Records contained in a dataset:
■ ■ ■ ■ ■

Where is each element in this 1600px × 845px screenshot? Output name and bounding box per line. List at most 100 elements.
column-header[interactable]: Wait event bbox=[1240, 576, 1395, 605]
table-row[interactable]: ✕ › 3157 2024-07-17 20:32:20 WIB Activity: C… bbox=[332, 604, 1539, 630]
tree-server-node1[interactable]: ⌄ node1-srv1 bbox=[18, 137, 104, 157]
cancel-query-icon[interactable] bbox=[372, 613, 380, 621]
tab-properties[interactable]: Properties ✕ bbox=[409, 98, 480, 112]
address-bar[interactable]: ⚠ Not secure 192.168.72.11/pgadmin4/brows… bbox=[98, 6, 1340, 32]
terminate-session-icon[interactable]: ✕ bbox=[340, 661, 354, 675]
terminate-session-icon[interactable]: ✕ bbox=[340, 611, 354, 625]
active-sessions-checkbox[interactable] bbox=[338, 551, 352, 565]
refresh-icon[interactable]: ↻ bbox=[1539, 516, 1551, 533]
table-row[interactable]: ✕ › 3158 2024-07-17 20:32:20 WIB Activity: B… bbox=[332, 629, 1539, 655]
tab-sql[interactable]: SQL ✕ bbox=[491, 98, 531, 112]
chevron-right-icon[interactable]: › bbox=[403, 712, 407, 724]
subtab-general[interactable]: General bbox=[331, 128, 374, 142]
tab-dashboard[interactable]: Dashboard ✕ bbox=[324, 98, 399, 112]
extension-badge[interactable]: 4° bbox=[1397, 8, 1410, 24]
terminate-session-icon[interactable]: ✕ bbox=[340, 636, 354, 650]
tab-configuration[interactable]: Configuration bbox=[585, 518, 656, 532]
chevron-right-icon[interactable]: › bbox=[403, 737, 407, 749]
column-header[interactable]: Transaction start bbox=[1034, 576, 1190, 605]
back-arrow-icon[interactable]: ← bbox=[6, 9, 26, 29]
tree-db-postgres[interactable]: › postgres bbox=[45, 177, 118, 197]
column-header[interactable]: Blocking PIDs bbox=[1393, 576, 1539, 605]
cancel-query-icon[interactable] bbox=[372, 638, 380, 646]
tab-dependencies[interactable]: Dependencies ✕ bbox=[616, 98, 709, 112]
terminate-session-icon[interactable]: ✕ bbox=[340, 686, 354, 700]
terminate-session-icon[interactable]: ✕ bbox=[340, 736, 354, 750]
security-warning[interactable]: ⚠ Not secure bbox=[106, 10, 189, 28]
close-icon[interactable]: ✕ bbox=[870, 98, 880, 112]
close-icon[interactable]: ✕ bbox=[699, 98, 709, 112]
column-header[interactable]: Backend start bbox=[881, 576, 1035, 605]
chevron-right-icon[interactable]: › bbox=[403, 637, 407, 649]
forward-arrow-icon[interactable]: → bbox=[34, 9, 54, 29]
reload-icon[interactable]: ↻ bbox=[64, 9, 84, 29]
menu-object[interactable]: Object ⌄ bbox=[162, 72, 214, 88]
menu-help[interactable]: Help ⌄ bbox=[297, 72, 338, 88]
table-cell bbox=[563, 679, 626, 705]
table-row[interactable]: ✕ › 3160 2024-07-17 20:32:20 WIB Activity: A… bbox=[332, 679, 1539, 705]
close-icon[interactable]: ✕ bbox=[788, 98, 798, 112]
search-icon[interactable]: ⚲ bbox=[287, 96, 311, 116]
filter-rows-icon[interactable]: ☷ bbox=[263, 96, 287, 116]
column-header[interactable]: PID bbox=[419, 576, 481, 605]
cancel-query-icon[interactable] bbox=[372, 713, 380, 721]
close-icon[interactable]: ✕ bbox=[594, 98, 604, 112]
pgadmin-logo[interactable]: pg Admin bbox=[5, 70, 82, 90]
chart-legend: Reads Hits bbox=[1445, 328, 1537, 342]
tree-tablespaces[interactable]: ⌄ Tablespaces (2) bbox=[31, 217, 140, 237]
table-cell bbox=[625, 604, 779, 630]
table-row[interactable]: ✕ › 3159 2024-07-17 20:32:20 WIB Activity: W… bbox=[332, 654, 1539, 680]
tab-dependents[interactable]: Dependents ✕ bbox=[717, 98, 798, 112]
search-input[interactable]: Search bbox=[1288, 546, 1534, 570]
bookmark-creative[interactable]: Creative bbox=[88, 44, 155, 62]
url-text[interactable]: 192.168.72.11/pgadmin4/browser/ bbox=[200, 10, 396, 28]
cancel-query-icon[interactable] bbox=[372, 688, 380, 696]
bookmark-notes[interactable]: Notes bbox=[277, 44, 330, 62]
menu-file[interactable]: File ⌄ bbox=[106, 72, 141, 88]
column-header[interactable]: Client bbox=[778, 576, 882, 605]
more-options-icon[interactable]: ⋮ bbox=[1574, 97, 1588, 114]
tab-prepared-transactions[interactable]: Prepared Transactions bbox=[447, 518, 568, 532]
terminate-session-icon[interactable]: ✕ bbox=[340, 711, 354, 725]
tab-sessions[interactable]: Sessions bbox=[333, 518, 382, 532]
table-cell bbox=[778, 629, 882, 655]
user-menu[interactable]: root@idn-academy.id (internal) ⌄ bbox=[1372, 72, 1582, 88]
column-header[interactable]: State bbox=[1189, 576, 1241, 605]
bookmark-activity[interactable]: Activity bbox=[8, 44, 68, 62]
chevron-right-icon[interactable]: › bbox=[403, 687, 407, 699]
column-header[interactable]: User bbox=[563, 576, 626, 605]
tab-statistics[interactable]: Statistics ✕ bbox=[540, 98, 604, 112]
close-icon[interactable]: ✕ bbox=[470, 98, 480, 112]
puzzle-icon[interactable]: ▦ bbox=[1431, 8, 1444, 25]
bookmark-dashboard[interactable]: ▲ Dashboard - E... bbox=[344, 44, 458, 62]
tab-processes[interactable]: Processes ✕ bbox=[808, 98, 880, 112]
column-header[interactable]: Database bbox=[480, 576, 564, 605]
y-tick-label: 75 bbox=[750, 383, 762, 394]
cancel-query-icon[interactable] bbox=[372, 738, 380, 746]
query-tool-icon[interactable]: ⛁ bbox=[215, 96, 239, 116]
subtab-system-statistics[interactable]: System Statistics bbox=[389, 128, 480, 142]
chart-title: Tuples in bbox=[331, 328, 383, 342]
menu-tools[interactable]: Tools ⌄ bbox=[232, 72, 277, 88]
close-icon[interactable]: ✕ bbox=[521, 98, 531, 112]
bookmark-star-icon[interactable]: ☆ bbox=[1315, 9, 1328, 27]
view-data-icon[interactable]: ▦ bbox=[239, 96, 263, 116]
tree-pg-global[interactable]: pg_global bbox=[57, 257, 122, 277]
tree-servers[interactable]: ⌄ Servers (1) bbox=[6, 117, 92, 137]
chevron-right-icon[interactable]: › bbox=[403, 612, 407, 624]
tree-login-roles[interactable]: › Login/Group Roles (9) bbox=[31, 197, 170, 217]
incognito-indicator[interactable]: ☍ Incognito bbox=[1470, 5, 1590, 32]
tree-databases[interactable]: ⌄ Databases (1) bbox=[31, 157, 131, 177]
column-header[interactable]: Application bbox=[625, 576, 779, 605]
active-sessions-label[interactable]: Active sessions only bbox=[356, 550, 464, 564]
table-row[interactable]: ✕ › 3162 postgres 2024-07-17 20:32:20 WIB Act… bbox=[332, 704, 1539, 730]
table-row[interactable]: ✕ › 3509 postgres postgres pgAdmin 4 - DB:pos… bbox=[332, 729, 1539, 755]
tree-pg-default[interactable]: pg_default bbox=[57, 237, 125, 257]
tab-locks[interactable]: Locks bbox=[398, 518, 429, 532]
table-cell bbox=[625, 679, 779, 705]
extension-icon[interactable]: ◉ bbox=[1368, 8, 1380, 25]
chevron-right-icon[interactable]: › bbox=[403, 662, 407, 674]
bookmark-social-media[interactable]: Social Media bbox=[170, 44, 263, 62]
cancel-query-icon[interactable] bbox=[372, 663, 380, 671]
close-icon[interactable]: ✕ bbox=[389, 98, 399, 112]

■ ■ ■ ■ ■

- WRITTEN INSTRUCTION: Please copy the items word for word, starting at the very first line and ending with the line that contains "extension-badge[interactable]: 4° bbox=[1397, 8, 1410, 24]", including that line.

- RESULT FOR THIS TASK:
Where is each element in this 1600px × 845px screenshot? Output name and bounding box per line. List at most 100 elements.
column-header[interactable]: Wait event bbox=[1240, 576, 1395, 605]
table-row[interactable]: ✕ › 3157 2024-07-17 20:32:20 WIB Activity: C… bbox=[332, 604, 1539, 630]
tree-server-node1[interactable]: ⌄ node1-srv1 bbox=[18, 137, 104, 157]
cancel-query-icon[interactable] bbox=[372, 613, 380, 621]
tab-properties[interactable]: Properties ✕ bbox=[409, 98, 480, 112]
address-bar[interactable]: ⚠ Not secure 192.168.72.11/pgadmin4/brows… bbox=[98, 6, 1340, 32]
terminate-session-icon[interactable]: ✕ bbox=[340, 661, 354, 675]
terminate-session-icon[interactable]: ✕ bbox=[340, 611, 354, 625]
active-sessions-checkbox[interactable] bbox=[338, 551, 352, 565]
refresh-icon[interactable]: ↻ bbox=[1539, 516, 1551, 533]
table-row[interactable]: ✕ › 3158 2024-07-17 20:32:20 WIB Activity: B… bbox=[332, 629, 1539, 655]
tab-sql[interactable]: SQL ✕ bbox=[491, 98, 531, 112]
chevron-right-icon[interactable]: › bbox=[403, 712, 407, 724]
subtab-general[interactable]: General bbox=[331, 128, 374, 142]
tab-dashboard[interactable]: Dashboard ✕ bbox=[324, 98, 399, 112]
extension-badge[interactable]: 4° bbox=[1397, 8, 1410, 24]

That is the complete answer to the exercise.